• [WORK TO BE COMPLETED] Leave out the images; return the rest of the data exactly.

• [MATERIAL SHOWN]
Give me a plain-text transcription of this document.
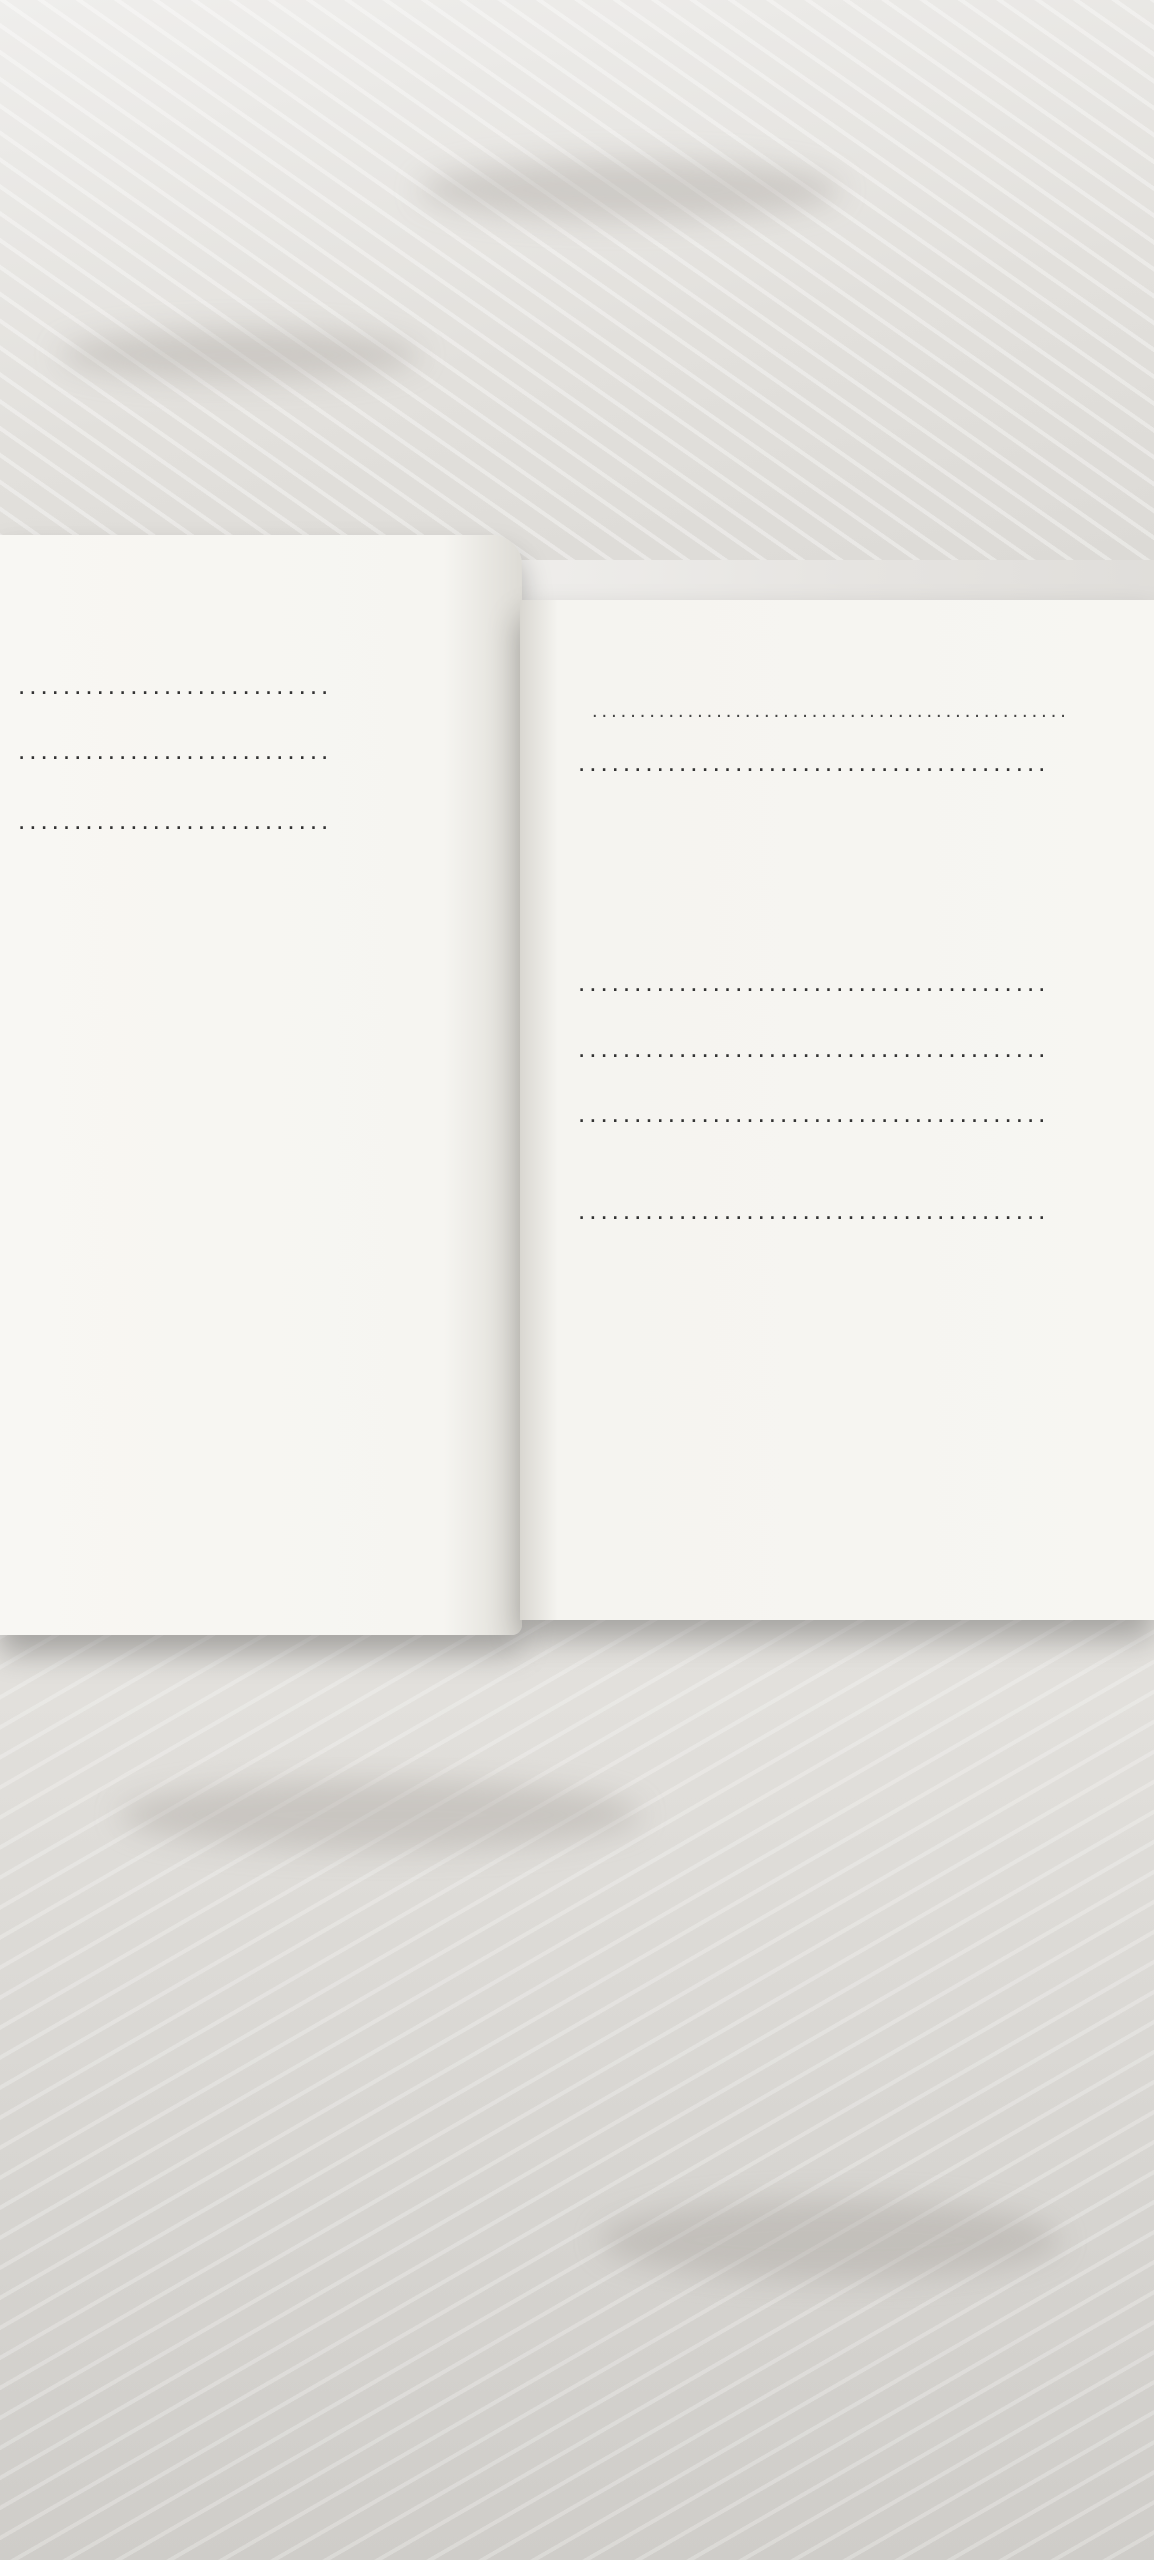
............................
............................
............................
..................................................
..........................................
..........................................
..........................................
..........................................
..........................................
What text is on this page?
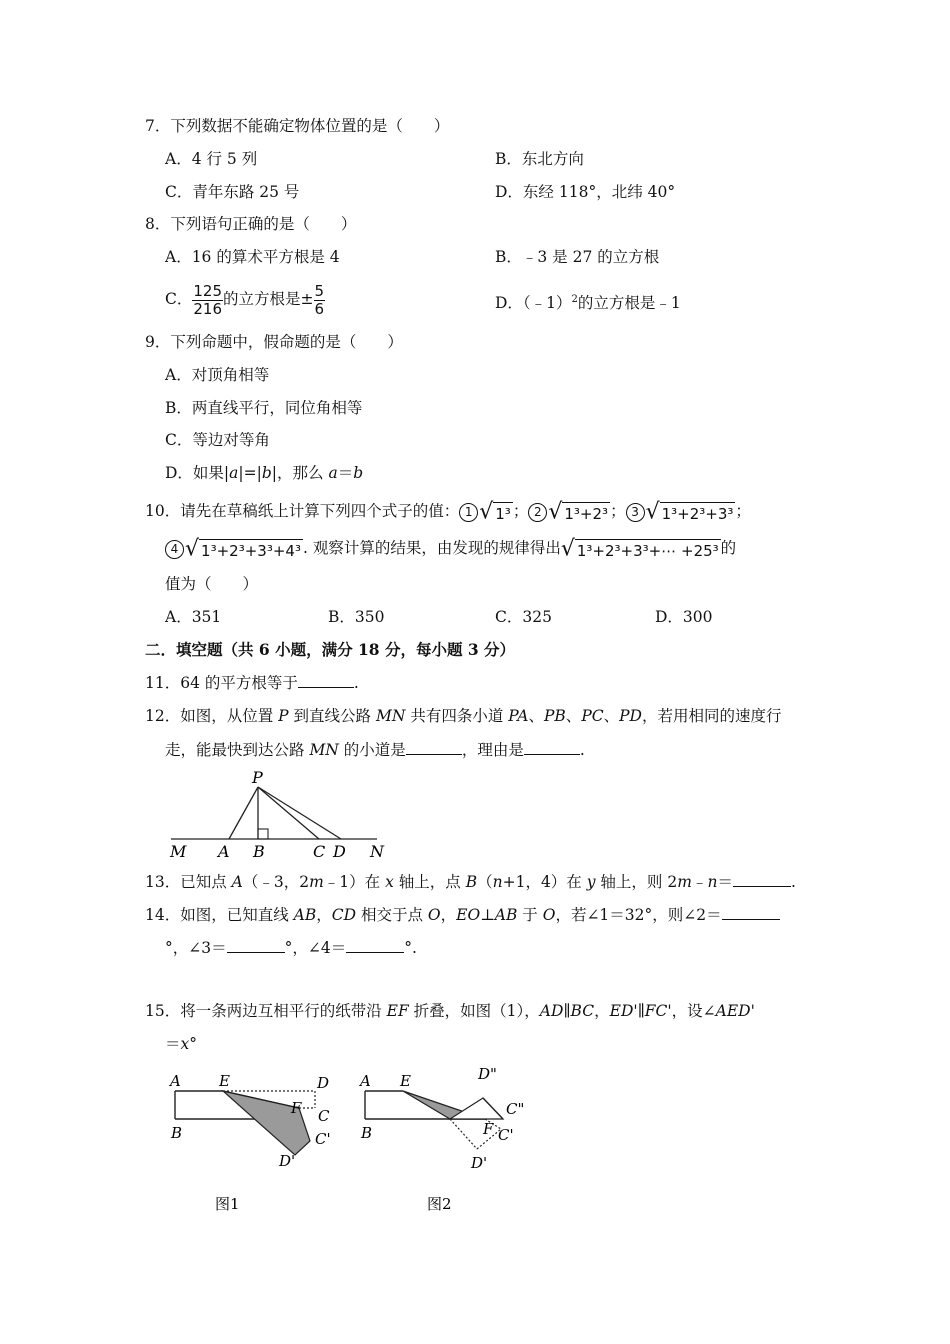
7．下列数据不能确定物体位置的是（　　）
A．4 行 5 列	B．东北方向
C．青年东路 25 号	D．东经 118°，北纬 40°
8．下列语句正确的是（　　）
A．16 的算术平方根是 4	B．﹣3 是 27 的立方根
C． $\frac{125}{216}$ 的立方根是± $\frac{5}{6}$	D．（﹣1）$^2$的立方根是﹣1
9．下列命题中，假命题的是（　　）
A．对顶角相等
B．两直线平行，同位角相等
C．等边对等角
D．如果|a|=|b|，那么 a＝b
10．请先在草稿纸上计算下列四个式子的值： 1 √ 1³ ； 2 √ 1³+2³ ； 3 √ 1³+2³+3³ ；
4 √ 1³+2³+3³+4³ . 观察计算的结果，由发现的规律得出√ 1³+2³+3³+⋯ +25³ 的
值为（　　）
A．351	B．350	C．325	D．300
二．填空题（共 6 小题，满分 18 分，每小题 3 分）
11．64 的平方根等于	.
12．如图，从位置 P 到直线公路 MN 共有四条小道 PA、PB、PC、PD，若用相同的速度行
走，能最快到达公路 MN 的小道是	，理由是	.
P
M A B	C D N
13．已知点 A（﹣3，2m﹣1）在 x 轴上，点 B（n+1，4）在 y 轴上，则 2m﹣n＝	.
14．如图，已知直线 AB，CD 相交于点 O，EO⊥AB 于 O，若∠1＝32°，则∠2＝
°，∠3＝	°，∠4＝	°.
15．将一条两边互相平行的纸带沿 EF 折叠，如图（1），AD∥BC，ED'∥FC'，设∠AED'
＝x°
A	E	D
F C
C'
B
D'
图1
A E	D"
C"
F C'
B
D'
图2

• [FULL RESPONSE]
Give me a plain-text transcription of this document.
............................
............................
............................
..................................................
..........................................
..........................................
..........................................
..........................................
..........................................
What text is on this page?
7．下列数据不能确定物体位置的是（　　）
A．4 行 5 列	B．东北方向
C．青年东路 25 号	D．东经 118°，北纬 40°
8．下列语句正确的是（　　）
A．16 的算术平方根是 4	B．﹣3 是 27 的立方根
C． $\frac{125}{216}$ 的立方根是± $\frac{5}{6}$	D．（﹣1）$^2$的立方根是﹣1
9．下列命题中，假命题的是（　　）
A．对顶角相等
B．两直线平行，同位角相等
C．等边对等角
D．如果|a|=|b|，那么 a＝b
10．请先在草稿纸上计算下列四个式子的值： 1 √ 1³ ； 2 √ 1³+2³ ； 3 √ 1³+2³+3³ ；
4 √ 1³+2³+3³+4³ . 观察计算的结果，由发现的规律得出√ 1³+2³+3³+⋯ +25³ 的
值为（　　）
A．351	B．350	C．325	D．300
二．填空题（共 6 小题，满分 18 分，每小题 3 分）
11．64 的平方根等于	.
12．如图，从位置 P 到直线公路 MN 共有四条小道 PA、PB、PC、PD，若用相同的速度行
走，能最快到达公路 MN 的小道是	，理由是	.
P
M A B	C D N
13．已知点 A（﹣3，2m﹣1）在 x 轴上，点 B（n+1，4）在 y 轴上，则 2m﹣n＝	.
14．如图，已知直线 AB，CD 相交于点 O，EO⊥AB 于 O，若∠1＝32°，则∠2＝
°，∠3＝	°，∠4＝	°.
15．将一条两边互相平行的纸带沿 EF 折叠，如图（1），AD∥BC，ED'∥FC'，设∠AED'
＝x°
A	E	D
F C
C'
B
D'
图1
A E	D"
C"
F C'
B
D'
图2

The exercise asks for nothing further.